--- THE DATA ---

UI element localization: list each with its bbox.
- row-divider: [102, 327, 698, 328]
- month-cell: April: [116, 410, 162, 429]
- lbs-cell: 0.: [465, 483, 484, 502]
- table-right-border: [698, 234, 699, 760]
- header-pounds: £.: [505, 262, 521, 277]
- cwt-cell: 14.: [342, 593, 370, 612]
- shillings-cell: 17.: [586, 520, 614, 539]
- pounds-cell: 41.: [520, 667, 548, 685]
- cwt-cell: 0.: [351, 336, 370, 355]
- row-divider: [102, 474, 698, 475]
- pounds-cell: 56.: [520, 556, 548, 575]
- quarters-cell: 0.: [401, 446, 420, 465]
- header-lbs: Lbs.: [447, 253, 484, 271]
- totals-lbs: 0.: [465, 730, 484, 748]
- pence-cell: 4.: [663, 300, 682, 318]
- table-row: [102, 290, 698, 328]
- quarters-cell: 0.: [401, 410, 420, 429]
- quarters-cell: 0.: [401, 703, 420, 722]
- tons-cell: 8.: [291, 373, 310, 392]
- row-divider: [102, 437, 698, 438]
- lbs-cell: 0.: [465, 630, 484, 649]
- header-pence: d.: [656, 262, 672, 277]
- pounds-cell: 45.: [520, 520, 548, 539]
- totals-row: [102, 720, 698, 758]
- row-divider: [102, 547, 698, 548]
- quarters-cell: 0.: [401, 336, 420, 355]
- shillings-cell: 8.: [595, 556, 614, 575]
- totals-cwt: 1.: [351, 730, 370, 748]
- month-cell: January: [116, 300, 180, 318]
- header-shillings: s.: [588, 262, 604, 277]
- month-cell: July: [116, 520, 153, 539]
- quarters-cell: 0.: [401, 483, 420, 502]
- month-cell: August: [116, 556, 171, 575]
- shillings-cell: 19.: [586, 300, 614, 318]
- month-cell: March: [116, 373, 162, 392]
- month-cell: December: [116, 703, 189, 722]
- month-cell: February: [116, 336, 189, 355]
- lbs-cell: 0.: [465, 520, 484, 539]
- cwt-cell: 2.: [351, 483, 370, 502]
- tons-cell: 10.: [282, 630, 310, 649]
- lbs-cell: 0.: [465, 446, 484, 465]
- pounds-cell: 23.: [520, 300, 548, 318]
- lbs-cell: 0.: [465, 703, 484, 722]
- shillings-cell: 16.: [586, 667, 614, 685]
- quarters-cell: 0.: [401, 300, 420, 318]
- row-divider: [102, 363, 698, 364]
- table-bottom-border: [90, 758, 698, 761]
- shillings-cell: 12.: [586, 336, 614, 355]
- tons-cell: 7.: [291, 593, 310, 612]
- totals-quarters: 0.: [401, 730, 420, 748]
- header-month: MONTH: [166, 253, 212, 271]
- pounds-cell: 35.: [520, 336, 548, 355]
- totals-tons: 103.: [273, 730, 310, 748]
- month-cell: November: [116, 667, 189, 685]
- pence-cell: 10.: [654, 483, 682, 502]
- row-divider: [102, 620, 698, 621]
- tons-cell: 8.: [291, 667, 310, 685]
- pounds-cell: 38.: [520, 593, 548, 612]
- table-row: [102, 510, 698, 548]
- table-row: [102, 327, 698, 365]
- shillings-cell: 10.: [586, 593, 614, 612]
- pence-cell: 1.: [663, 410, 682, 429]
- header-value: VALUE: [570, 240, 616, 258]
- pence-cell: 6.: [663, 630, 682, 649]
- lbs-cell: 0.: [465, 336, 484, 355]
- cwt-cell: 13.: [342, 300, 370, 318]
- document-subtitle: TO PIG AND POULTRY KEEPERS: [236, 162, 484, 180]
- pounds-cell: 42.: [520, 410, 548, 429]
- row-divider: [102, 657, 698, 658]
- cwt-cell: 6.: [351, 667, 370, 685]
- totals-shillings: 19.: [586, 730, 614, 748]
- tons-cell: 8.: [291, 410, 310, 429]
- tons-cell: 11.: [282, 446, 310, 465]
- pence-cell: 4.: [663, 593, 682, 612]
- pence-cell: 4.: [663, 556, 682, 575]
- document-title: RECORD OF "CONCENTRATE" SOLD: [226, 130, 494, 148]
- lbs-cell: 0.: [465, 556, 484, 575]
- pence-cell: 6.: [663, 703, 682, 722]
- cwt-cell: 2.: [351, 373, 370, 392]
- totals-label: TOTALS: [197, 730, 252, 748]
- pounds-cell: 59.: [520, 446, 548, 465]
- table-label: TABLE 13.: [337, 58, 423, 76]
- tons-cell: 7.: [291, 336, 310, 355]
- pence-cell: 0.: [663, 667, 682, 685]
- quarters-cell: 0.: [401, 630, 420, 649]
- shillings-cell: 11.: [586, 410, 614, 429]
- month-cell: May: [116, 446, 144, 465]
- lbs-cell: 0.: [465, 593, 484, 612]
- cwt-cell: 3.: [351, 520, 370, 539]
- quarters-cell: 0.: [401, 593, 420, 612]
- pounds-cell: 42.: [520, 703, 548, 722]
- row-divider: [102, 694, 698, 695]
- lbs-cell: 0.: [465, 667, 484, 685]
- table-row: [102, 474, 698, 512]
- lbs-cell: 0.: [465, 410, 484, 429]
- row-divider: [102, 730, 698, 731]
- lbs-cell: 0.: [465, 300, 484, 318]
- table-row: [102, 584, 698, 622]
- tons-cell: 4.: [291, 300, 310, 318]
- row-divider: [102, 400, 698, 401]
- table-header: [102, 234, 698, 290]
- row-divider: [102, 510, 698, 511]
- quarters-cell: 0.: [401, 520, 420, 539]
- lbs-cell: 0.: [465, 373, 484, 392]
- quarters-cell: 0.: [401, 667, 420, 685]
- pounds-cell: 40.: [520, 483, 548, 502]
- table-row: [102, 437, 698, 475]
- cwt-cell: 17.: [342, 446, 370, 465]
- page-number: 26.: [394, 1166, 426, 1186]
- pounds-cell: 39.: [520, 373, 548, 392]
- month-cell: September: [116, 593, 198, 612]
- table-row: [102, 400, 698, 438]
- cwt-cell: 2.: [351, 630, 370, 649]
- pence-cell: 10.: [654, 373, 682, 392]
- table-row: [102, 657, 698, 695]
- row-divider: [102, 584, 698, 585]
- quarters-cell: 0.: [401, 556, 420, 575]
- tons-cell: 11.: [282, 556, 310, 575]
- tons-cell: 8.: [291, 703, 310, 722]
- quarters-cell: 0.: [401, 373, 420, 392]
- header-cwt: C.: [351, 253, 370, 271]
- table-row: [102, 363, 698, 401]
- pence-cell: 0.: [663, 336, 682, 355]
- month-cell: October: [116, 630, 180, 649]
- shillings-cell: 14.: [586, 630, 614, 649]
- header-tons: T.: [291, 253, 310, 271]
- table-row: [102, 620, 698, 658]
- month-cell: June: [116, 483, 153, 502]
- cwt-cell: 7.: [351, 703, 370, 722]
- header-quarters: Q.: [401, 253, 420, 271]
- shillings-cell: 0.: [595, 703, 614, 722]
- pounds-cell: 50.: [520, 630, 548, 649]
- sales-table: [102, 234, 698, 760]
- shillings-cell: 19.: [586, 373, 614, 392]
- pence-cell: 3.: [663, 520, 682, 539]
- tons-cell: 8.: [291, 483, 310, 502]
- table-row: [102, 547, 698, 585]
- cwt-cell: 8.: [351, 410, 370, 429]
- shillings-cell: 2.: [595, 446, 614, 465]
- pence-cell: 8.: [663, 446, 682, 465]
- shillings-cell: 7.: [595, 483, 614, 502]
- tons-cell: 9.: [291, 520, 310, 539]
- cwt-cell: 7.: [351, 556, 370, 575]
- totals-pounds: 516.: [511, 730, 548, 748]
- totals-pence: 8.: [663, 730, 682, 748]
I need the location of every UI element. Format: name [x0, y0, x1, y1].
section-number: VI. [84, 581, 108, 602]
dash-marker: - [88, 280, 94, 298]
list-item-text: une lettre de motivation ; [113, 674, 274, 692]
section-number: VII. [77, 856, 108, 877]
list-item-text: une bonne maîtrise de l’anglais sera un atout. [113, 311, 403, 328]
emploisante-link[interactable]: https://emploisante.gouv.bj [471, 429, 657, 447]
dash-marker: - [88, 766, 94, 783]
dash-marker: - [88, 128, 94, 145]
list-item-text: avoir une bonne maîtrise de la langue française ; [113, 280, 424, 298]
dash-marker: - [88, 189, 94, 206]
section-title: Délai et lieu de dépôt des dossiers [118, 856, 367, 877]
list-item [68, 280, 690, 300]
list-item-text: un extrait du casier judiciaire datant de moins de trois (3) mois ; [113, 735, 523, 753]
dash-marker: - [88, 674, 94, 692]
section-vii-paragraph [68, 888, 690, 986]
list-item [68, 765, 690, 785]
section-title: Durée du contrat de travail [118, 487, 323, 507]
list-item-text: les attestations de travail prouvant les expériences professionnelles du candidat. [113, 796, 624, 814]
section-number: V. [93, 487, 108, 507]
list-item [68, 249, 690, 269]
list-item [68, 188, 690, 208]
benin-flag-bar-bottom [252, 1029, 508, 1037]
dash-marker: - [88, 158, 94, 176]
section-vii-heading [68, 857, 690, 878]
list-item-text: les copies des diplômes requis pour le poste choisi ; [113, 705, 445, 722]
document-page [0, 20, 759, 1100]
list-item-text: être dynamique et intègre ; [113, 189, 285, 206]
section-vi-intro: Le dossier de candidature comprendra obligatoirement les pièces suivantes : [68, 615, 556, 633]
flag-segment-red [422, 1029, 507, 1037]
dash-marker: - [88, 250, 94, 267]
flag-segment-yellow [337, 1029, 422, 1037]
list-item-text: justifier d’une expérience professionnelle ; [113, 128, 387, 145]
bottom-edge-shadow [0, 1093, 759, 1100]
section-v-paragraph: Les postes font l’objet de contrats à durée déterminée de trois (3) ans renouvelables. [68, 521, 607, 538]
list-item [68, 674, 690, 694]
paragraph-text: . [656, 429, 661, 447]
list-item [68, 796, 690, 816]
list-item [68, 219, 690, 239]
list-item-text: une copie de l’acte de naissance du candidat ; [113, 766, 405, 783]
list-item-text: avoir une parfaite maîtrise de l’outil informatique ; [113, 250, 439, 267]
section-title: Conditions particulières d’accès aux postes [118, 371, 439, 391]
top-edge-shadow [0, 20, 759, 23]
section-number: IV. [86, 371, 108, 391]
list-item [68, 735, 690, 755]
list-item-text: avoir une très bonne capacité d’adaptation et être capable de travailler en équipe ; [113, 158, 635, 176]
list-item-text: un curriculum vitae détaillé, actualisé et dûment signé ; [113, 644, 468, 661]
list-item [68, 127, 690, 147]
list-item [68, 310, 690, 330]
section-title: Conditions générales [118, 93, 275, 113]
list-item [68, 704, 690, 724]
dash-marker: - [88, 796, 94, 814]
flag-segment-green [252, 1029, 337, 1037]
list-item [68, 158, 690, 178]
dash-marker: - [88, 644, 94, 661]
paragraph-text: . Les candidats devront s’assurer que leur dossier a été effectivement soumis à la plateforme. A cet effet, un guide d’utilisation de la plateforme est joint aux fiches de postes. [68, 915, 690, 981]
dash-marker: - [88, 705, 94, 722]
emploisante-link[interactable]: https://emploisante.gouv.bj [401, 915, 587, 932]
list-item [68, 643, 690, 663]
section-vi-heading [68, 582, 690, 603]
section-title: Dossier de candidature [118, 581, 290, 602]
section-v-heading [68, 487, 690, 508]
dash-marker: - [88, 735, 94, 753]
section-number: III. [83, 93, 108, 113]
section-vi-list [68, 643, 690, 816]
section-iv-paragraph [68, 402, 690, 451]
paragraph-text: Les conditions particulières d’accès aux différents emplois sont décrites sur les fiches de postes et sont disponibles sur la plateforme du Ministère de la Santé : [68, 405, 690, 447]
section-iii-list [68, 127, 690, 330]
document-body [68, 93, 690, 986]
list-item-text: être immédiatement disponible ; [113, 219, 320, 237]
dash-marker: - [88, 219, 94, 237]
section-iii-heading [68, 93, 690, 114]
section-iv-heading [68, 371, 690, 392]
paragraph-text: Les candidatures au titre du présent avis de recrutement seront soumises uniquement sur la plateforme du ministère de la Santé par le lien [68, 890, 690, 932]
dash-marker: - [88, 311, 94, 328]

---

* [GIVEN TASK]: How many lines of the material above contain the string "gouv"? Give only the number.

* [THE COMPLETED TASK]: 2